**Prompt**
Read the data below line by line and copy each one with "seres" in it.

(Dataset records of document pages)

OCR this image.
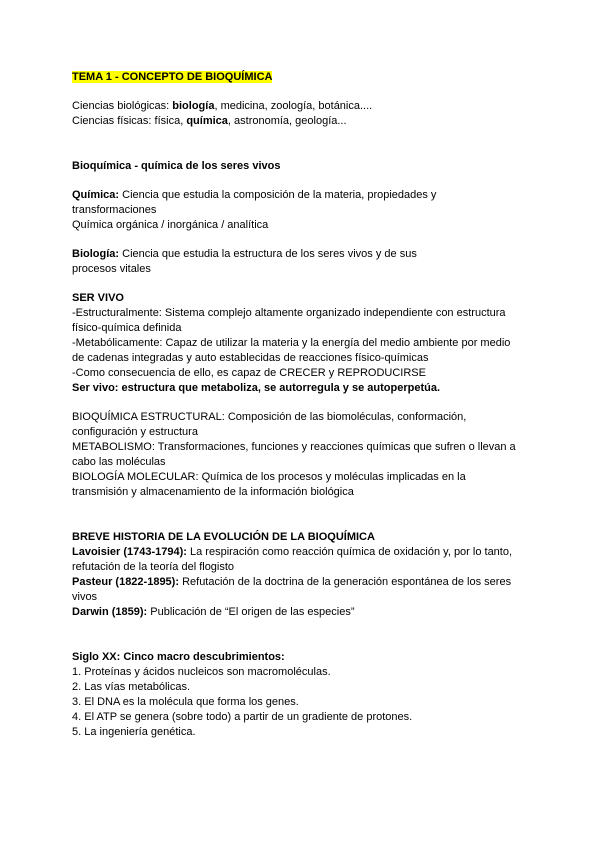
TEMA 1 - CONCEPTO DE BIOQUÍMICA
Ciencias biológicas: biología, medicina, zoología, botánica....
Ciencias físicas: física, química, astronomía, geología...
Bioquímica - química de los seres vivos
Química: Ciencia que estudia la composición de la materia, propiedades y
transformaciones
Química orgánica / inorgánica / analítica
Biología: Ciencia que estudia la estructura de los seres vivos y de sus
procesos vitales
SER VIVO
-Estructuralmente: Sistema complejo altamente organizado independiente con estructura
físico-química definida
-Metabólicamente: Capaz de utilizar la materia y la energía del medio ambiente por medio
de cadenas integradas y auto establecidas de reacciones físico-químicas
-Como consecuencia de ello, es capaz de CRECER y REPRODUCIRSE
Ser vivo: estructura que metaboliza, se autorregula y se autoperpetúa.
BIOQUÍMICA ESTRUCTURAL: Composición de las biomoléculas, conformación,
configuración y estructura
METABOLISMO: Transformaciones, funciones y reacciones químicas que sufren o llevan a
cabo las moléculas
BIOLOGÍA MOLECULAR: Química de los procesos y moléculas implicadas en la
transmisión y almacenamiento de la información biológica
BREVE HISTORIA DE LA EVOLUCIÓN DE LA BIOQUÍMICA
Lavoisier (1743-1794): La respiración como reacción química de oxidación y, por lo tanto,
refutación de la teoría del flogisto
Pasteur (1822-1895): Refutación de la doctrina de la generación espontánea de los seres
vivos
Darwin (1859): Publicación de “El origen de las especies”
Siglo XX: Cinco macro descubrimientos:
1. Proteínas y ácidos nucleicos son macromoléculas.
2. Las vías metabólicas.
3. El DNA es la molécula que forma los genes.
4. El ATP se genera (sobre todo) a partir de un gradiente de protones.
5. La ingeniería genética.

**Written answer**
Bioquímica - química de los seres vivos
Biología: Ciencia que estudia la estructura de los seres vivos y de sus
Pasteur (1822-1895): Refutación de la doctrina de la generación espontánea de los seres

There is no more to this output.